>> start RECORDS PROVIDED
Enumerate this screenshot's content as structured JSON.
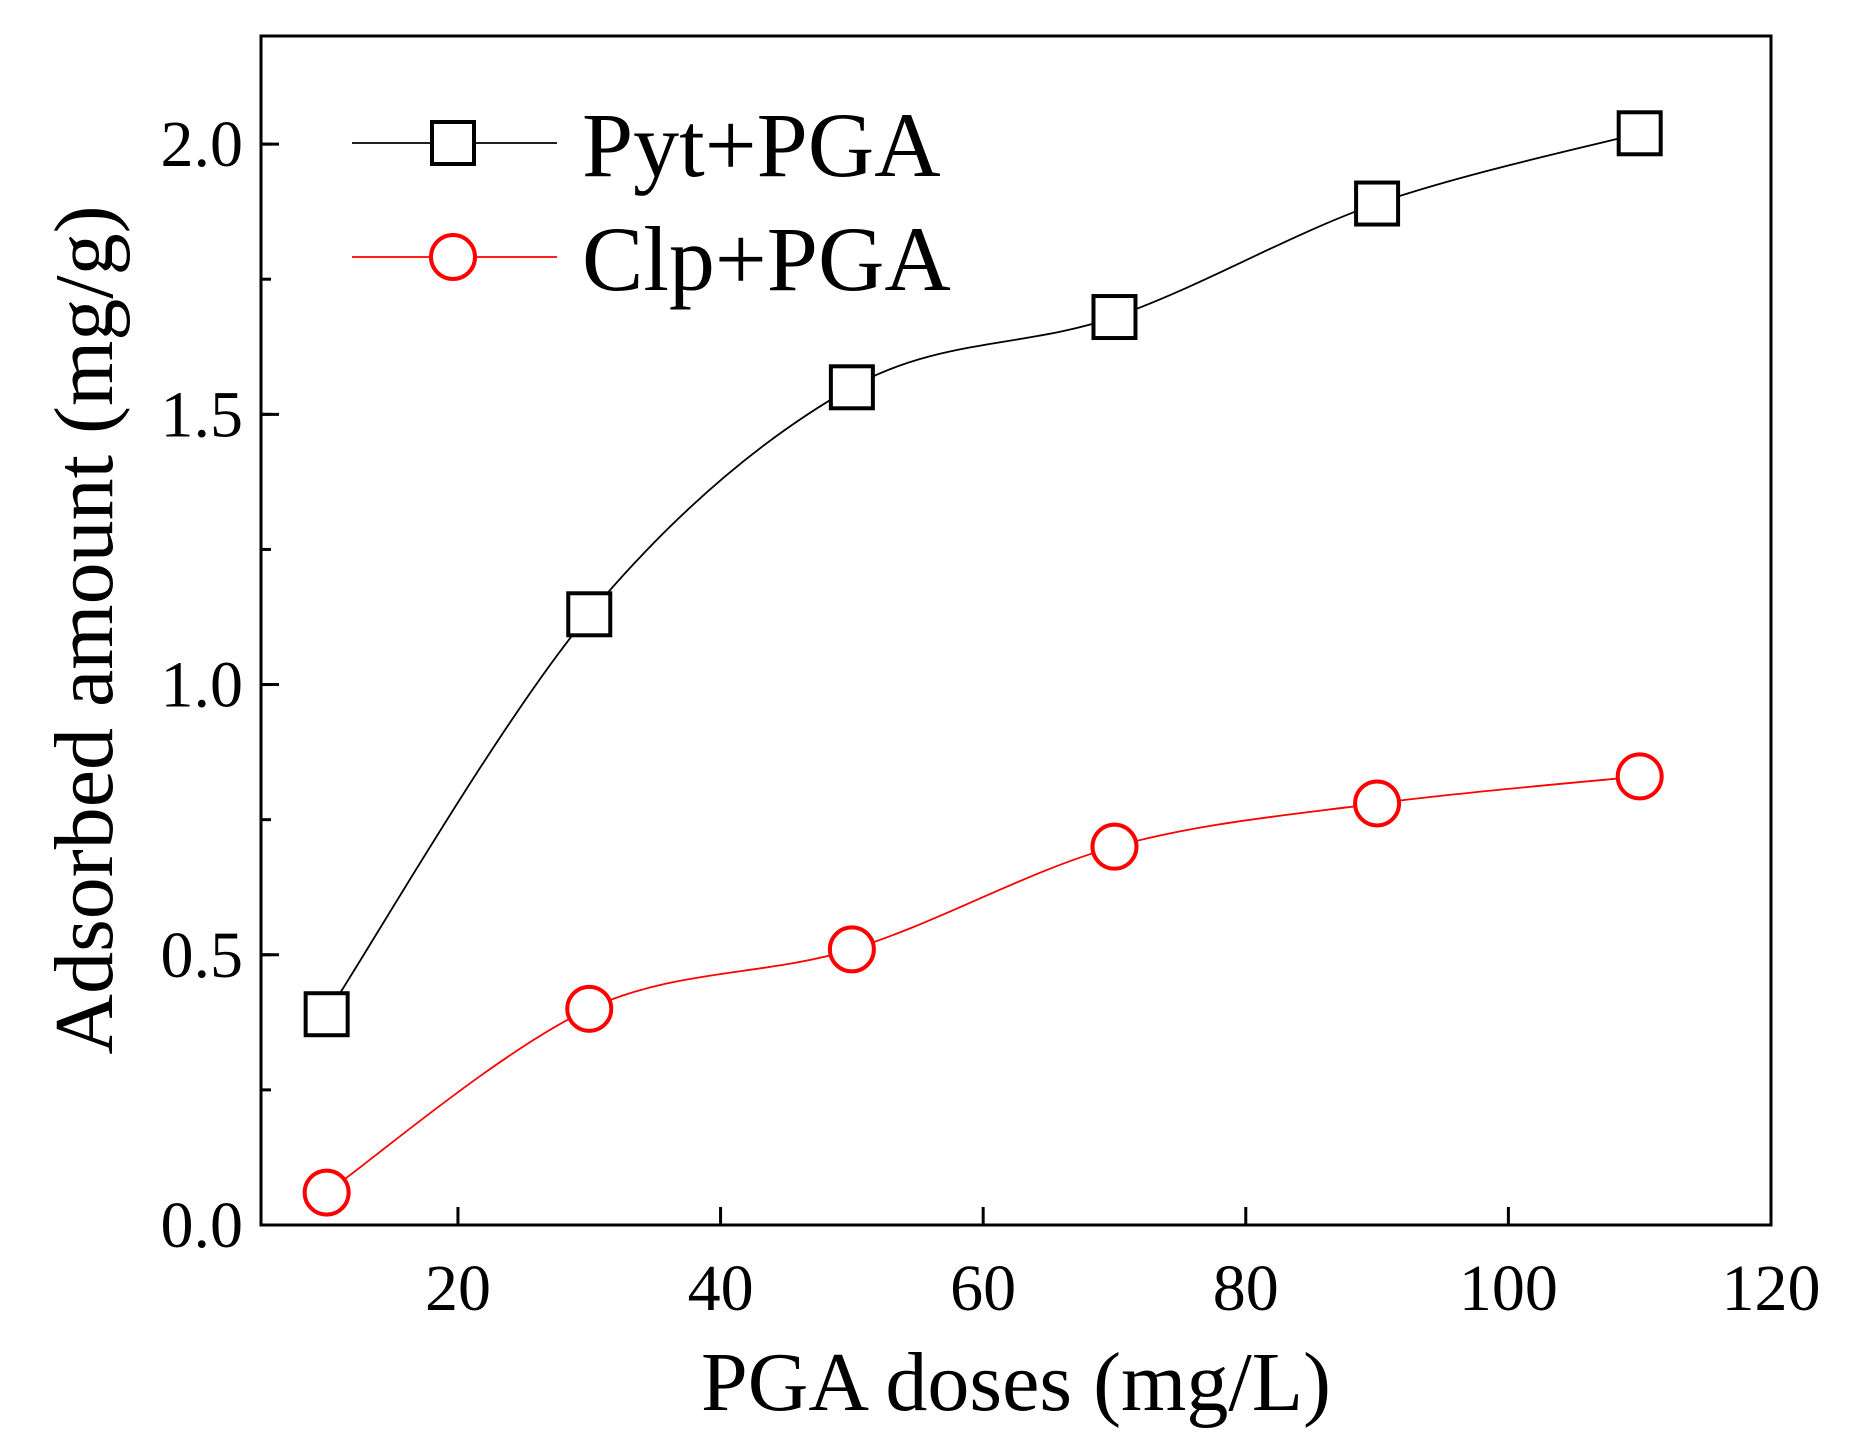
{
  "chart_data": {
    "type": "line",
    "title": "",
    "xlabel": "PGA doses (mg/L)",
    "ylabel": "Adsorbed amount (mg/g)",
    "xlim": [
      5,
      120
    ],
    "ylim": [
      0,
      2.2
    ],
    "xticks": [
      20,
      40,
      60,
      80,
      100,
      120
    ],
    "yticks": [
      0.0,
      0.5,
      1.0,
      1.5,
      2.0
    ],
    "ytick_labels": [
      "0.0",
      "0.5",
      "1.0",
      "1.5",
      "2.0"
    ],
    "yminor_step": 0.25,
    "grid": false,
    "legend_position": "top-left",
    "x": [
      10,
      30,
      50,
      70,
      90,
      110
    ],
    "series": [
      {
        "name": "Pyt+PGA",
        "marker": "square",
        "color": "#000000",
        "values": [
          0.39,
          1.13,
          1.55,
          1.68,
          1.89,
          2.02
        ]
      },
      {
        "name": "Clp+PGA",
        "marker": "circle",
        "color": "#ff0000",
        "values": [
          0.06,
          0.4,
          0.51,
          0.7,
          0.78,
          0.83
        ]
      }
    ]
  }
}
>> end RECORDS PROVIDED
Using the data above, print every line exactly, omitting pictures.

Enumerate this screenshot's content as structured JSON.
{
  "chart_data": {
    "type": "line",
    "title": "",
    "xlabel": "PGA doses (mg/L)",
    "ylabel": "Adsorbed amount (mg/g)",
    "xlim": [
      5,
      120
    ],
    "ylim": [
      0,
      2.2
    ],
    "xticks": [
      20,
      40,
      60,
      80,
      100,
      120
    ],
    "yticks": [
      0.0,
      0.5,
      1.0,
      1.5,
      2.0
    ],
    "ytick_labels": [
      "0.0",
      "0.5",
      "1.0",
      "1.5",
      "2.0"
    ],
    "yminor_step": 0.25,
    "grid": false,
    "legend_position": "top-left",
    "x": [
      10,
      30,
      50,
      70,
      90,
      110
    ],
    "series": [
      {
        "name": "Pyt+PGA",
        "marker": "square",
        "color": "#000000",
        "values": [
          0.39,
          1.13,
          1.55,
          1.68,
          1.89,
          2.02
        ]
      },
      {
        "name": "Clp+PGA",
        "marker": "circle",
        "color": "#ff0000",
        "values": [
          0.06,
          0.4,
          0.51,
          0.7,
          0.78,
          0.83
        ]
      }
    ]
  }
}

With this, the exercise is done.